(A block of data)
## BEGIN
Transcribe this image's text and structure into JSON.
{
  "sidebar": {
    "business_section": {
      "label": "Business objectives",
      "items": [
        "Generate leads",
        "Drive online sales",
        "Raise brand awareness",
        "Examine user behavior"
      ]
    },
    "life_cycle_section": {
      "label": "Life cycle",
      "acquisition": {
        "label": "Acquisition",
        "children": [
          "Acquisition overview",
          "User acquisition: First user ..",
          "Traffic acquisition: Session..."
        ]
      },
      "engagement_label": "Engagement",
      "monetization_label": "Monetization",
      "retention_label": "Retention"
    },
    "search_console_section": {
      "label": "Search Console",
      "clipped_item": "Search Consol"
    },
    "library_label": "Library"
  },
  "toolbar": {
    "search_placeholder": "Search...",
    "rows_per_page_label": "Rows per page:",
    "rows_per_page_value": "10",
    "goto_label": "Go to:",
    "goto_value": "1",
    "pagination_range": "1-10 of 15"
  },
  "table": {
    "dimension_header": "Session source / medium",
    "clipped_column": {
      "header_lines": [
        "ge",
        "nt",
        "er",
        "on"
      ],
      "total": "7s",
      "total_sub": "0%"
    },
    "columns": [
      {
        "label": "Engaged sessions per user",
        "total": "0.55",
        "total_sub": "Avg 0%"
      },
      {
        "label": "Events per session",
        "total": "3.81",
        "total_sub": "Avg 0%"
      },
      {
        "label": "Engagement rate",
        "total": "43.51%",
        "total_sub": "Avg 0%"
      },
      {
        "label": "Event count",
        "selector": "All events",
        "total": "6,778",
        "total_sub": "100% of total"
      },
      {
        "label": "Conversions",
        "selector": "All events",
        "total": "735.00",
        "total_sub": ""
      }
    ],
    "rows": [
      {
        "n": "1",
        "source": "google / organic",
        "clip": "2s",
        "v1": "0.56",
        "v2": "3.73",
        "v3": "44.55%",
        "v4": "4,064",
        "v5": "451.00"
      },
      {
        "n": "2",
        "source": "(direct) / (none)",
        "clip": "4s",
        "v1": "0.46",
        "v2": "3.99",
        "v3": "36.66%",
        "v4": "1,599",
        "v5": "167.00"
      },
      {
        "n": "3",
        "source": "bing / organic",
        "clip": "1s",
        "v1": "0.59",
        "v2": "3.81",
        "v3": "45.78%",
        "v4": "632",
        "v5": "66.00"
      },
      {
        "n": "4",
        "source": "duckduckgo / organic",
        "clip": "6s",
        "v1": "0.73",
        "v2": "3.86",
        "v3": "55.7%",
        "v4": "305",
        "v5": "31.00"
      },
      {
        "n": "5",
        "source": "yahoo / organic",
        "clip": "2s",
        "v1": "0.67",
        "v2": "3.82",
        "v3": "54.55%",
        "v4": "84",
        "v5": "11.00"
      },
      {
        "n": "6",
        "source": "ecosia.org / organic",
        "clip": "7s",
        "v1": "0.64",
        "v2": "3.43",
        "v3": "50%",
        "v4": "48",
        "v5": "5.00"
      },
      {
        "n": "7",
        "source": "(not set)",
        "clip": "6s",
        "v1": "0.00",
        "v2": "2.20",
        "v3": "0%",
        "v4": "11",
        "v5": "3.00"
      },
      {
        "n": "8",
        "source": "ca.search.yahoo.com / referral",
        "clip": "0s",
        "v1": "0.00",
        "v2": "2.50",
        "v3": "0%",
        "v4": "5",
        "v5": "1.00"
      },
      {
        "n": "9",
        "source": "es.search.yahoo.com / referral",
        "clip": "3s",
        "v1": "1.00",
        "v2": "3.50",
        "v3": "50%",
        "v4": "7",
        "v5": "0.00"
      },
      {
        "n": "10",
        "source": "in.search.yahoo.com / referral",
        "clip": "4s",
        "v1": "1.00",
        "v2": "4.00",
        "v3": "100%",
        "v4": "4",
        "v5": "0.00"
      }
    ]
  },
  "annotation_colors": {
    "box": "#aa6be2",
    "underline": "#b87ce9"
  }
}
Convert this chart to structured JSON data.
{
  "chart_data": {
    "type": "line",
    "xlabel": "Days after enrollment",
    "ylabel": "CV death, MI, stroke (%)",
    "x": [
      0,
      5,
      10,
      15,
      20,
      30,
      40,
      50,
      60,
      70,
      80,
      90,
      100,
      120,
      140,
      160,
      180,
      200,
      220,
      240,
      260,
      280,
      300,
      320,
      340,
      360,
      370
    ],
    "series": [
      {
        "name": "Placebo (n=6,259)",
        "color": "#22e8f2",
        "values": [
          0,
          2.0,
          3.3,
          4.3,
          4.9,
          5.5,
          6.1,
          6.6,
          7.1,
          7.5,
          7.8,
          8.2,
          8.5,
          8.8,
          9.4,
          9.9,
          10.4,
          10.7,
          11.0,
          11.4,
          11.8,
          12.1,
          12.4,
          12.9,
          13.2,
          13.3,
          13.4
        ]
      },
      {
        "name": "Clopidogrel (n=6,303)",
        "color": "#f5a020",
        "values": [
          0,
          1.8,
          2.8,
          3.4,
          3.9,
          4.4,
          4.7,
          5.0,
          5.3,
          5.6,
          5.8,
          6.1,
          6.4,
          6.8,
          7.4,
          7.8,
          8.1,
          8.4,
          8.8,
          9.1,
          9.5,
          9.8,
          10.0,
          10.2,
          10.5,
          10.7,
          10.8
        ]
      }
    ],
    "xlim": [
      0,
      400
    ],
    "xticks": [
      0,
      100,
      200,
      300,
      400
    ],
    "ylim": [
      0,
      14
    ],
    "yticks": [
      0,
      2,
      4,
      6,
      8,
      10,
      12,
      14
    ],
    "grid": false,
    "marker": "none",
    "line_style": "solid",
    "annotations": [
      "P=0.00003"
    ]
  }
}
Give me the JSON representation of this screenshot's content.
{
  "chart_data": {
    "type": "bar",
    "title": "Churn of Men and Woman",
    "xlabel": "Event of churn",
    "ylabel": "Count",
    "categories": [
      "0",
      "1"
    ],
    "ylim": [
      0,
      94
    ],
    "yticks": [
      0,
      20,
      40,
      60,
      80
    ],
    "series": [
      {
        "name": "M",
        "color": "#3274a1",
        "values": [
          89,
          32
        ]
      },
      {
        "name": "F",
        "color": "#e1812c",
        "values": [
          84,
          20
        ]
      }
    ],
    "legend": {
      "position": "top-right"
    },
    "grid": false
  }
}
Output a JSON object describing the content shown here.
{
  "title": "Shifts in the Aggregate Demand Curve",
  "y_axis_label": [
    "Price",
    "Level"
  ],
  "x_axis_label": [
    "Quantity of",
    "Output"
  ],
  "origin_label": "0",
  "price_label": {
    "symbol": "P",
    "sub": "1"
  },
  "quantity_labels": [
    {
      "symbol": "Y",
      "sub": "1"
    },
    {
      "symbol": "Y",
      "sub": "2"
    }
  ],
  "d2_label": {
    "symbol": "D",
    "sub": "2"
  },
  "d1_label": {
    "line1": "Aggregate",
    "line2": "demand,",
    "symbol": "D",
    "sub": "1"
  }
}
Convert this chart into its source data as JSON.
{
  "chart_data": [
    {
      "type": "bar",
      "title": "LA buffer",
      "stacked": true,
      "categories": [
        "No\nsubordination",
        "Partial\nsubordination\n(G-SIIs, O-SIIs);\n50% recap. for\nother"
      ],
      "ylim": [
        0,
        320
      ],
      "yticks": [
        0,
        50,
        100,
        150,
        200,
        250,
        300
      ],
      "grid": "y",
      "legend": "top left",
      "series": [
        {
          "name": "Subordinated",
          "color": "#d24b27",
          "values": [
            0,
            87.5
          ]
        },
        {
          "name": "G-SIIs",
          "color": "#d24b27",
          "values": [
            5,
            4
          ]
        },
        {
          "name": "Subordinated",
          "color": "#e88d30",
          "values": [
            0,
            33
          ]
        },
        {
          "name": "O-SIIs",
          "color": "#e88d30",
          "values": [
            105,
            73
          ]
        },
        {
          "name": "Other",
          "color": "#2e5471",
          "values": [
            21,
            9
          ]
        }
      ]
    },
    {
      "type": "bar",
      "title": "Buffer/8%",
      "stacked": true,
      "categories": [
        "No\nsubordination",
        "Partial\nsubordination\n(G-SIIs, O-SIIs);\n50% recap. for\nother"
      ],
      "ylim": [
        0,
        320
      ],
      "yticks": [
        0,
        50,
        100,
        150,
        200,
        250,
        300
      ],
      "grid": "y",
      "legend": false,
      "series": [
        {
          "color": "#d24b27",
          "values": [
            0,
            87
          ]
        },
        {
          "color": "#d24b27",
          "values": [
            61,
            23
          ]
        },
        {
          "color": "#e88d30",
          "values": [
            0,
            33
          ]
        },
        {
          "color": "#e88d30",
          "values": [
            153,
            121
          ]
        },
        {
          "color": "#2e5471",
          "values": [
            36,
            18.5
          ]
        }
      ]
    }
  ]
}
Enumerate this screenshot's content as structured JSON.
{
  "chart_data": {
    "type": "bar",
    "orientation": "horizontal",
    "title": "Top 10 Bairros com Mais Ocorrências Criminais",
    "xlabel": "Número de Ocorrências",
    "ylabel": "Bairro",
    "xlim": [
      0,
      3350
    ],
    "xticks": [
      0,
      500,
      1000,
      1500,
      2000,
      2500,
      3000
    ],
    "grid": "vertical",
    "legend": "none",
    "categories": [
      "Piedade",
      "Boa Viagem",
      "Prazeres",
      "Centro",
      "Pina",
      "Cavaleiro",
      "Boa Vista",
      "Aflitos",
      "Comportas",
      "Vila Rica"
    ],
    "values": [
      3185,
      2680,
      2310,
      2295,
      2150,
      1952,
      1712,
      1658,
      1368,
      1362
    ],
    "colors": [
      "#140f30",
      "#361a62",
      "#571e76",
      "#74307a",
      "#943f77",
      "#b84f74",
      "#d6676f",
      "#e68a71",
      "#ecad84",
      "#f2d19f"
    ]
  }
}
## END
◆ Problem description ◆
Return every line holding the word "content" from the records.

◆ Exercise answer ◆
Give me the JSON representation of this screenshot's content.
Output a JSON object describing the content shown here.
Enumerate this screenshot's content as structured JSON.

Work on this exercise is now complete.